**DIRECTIVE:** Repeat the records below exactly, leaving out every picture.

────────────────────

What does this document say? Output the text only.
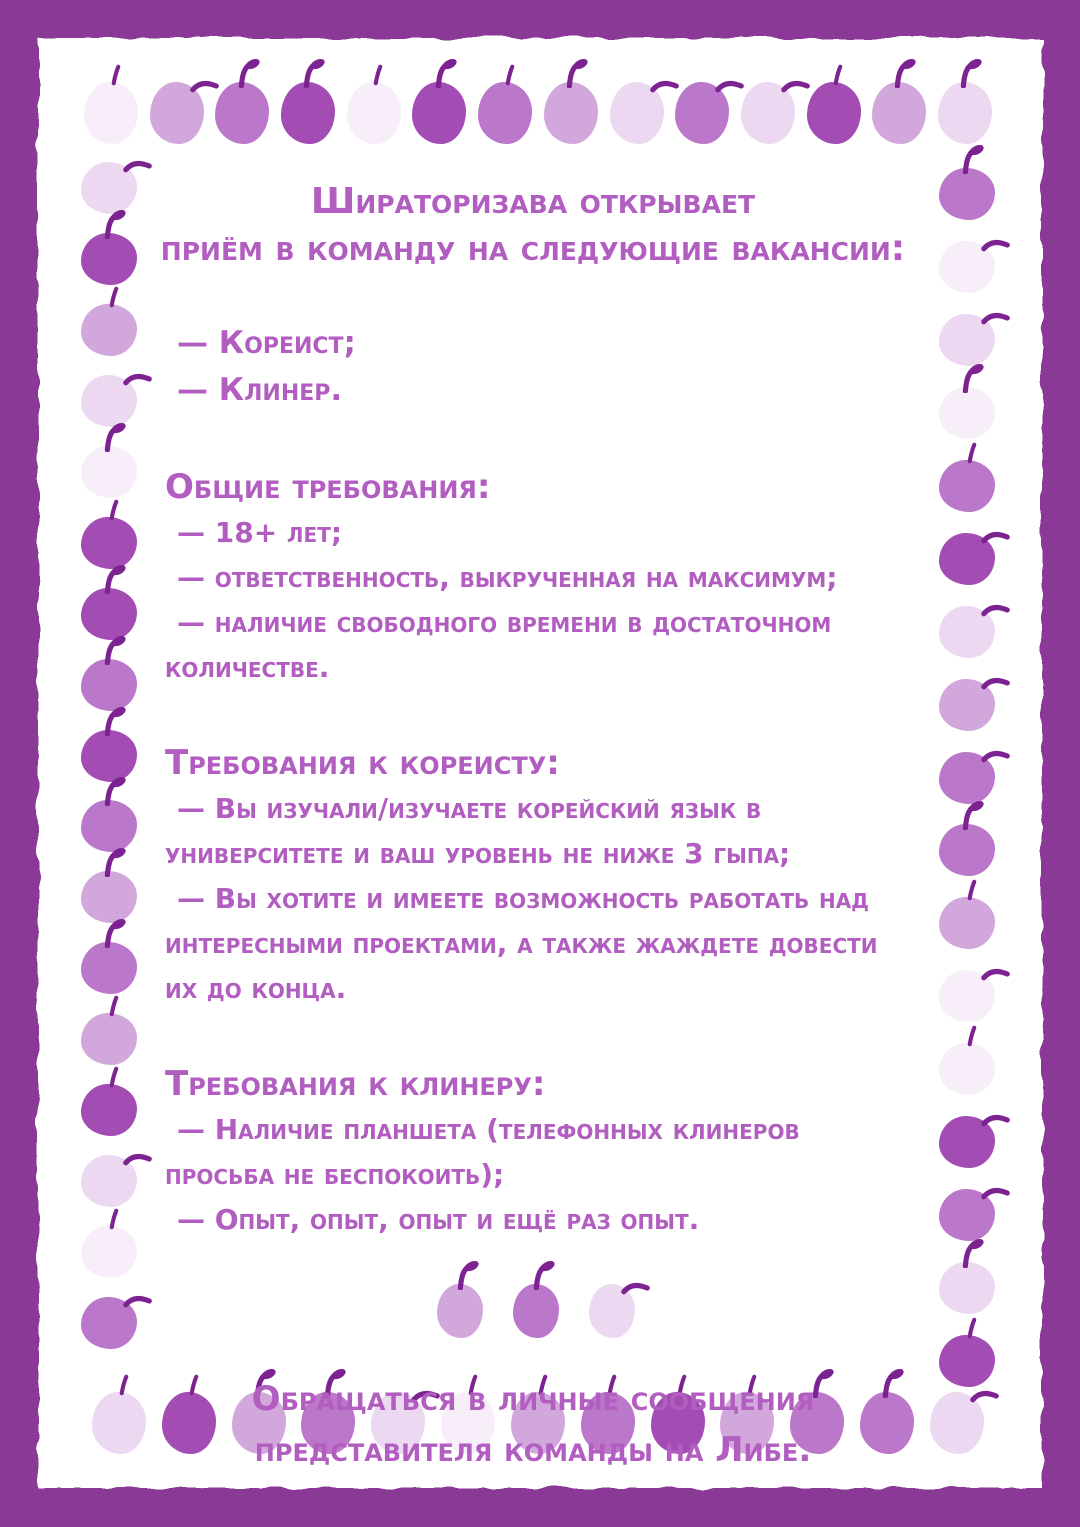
Шираторизава открывает
приём в команду на следующие вакансии:
— Кореист;
— Клинер.
Общие требования:
— 18+ лет;
— ответственность, выкрученная на максимум;
— наличие свободного времени в достаточном количестве.
Требования к кореисту:
— Вы изучали/изучаете корейский язык в университете и ваш уровень не ниже 3 гыпа;
— Вы хотите и имеете возможность работать над интересными проектами, а также жаждете довести их до конца.
Требования к клинеру:
— Наличие планшета (телефонных клинеров просьба не беспокоить);
— Опыт, опыт, опыт и ещё раз опыт.
Обращаться в личные сообщения
представителя команды на Либе.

────────────────────

**SOLUTION TO THIS TASK:**
What does this document say? Output the text only.
Шираторизава открывает
приём в команду на следующие вакансии:
— Кореист;
— Клинер.
Общие требования:
— 18+ лет;
— ответственность, выкрученная на максимум;
— наличие свободного времени в достаточном количестве.
Требования к кореисту:
— Вы изучали/изучаете корейский язык в университете и ваш уровень не ниже 3 гыпа;
— Вы хотите и имеете возможность работать над интересными проектами, а также жаждете довести их до конца.
Требования к клинеру:
— Наличие планшета (телефонных клинеров просьба не беспокоить);
— Опыт, опыт, опыт и ещё раз опыт.
Обращаться в личные сообщения
представителя команды на Либе.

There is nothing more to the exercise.